Data:
◇ ◇ ◇ ◇

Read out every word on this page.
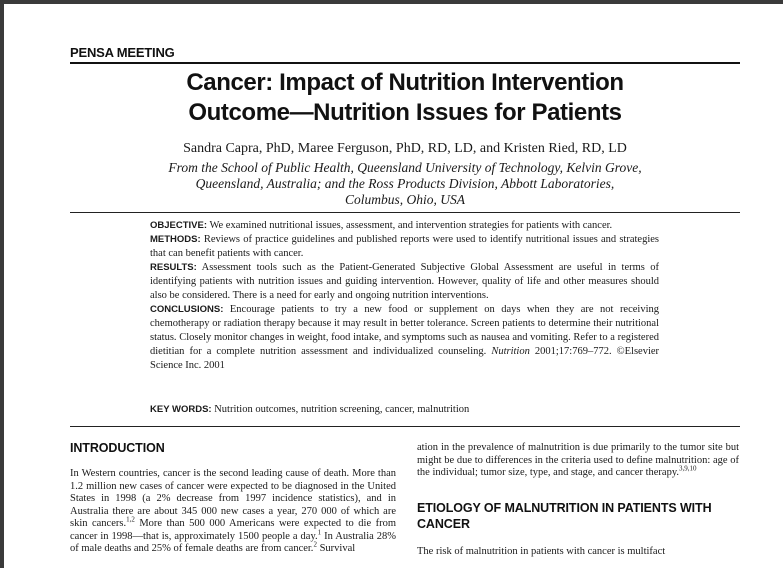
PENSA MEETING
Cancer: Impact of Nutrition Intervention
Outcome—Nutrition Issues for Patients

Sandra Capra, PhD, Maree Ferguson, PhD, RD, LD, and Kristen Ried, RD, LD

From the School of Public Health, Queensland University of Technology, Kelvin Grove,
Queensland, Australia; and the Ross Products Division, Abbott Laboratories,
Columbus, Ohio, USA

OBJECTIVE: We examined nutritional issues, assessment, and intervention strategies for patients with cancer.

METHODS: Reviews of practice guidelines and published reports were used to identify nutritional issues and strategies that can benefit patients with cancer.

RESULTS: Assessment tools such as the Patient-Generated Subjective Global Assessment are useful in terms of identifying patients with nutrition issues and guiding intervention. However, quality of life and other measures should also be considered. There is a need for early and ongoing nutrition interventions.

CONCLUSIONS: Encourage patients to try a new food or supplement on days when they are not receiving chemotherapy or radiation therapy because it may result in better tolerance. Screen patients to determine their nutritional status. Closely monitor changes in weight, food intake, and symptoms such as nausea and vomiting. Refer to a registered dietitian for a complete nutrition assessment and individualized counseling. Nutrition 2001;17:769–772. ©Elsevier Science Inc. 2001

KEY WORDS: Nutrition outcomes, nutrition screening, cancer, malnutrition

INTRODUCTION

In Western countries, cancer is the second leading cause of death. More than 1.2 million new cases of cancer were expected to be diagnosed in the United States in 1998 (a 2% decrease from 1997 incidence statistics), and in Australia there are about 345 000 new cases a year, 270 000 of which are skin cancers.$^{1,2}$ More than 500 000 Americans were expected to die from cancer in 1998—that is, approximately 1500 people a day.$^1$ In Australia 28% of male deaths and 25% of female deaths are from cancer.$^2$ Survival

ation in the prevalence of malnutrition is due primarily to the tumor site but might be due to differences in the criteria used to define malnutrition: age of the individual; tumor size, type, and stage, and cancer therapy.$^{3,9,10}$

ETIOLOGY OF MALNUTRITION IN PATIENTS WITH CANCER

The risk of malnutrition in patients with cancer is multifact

◇ ◇ ◇ ◇

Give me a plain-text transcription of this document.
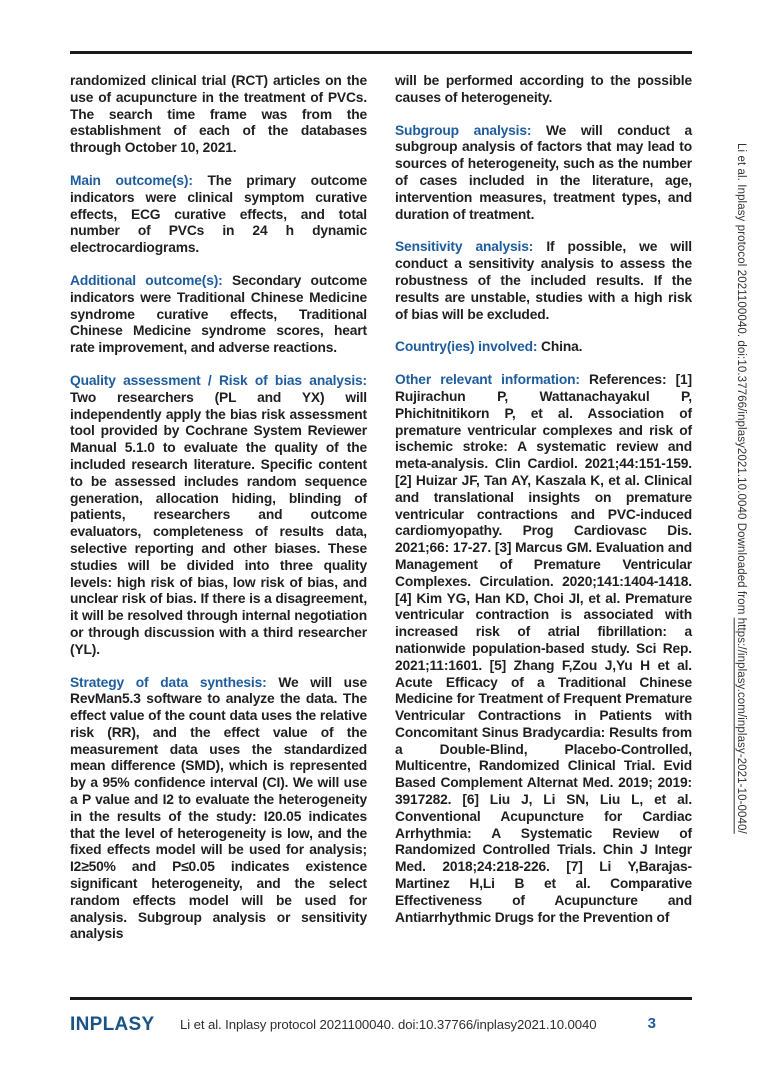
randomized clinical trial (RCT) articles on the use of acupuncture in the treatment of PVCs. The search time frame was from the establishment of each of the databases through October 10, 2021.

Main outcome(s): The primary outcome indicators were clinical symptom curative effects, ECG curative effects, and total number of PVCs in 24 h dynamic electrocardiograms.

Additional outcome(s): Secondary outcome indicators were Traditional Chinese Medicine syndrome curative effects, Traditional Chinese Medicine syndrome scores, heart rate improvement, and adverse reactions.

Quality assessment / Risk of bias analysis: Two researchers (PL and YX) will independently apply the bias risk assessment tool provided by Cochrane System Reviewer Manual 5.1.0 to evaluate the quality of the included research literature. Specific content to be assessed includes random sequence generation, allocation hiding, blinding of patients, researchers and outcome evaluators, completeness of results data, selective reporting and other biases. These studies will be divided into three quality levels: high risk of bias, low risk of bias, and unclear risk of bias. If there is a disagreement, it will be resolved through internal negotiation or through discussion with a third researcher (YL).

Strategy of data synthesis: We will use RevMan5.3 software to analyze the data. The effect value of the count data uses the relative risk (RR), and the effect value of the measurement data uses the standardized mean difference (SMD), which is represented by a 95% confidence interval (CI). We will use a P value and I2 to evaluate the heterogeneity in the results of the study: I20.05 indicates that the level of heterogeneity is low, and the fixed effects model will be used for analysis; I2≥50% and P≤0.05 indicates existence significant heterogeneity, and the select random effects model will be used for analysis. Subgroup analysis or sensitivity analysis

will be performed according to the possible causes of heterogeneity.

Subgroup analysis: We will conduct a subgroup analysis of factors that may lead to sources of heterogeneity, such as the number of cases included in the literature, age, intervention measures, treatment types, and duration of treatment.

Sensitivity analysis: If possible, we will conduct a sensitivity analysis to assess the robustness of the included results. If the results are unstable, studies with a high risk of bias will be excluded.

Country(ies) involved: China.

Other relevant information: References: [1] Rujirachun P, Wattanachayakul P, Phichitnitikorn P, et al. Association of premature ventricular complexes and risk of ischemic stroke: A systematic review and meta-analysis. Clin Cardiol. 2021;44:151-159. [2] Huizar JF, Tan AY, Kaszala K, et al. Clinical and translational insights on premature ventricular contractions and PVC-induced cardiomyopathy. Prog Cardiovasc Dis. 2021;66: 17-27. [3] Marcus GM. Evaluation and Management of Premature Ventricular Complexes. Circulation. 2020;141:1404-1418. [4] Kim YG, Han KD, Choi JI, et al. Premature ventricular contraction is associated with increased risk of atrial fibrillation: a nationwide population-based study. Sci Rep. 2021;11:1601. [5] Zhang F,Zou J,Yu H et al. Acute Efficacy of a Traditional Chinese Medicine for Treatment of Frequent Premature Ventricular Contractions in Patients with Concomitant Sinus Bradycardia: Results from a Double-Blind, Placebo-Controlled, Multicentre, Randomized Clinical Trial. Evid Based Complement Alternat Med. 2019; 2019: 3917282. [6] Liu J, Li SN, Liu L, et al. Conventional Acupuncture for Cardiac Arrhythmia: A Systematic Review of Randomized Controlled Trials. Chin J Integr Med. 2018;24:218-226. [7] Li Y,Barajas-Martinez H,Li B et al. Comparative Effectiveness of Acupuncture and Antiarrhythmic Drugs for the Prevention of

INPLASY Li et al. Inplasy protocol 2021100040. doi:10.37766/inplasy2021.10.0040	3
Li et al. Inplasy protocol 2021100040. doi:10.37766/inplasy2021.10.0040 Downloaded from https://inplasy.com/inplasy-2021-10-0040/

◇ ◇ ◇ ◇

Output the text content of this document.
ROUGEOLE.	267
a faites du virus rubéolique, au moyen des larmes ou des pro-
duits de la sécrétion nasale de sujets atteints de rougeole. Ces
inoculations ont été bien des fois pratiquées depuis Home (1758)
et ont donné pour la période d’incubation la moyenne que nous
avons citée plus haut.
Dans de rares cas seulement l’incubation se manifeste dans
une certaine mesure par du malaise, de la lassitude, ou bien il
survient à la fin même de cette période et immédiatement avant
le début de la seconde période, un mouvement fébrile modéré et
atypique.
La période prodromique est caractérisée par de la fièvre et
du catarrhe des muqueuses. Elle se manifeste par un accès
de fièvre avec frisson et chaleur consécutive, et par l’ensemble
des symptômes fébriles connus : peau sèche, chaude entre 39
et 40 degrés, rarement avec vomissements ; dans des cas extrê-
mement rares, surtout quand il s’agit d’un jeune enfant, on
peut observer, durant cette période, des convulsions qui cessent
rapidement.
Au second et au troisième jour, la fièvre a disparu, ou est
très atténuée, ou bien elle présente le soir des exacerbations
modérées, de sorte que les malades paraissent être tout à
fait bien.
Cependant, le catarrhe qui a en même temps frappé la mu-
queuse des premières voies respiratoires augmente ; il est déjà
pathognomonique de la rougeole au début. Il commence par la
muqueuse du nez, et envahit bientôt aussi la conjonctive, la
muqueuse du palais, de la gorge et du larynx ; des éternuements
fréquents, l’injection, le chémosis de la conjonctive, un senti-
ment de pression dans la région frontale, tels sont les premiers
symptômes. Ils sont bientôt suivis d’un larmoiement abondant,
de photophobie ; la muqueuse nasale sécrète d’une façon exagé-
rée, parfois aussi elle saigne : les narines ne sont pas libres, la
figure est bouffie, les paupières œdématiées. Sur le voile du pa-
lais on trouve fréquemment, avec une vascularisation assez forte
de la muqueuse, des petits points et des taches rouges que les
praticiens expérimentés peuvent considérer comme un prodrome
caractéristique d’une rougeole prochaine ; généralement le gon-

◇ ◇ ◇ ◇

Among the records, find every line holding the word "protocol" and copy it.

INPLASY Li et al. Inplasy protocol 2021100040. doi:10.37766/inplasy2021.10.0040	3
Li et al. Inplasy protocol 2021100040. doi:10.37766/inplasy2021.10.0040 Downloaded from https://inplasy.com/inplasy-2021-10-0040/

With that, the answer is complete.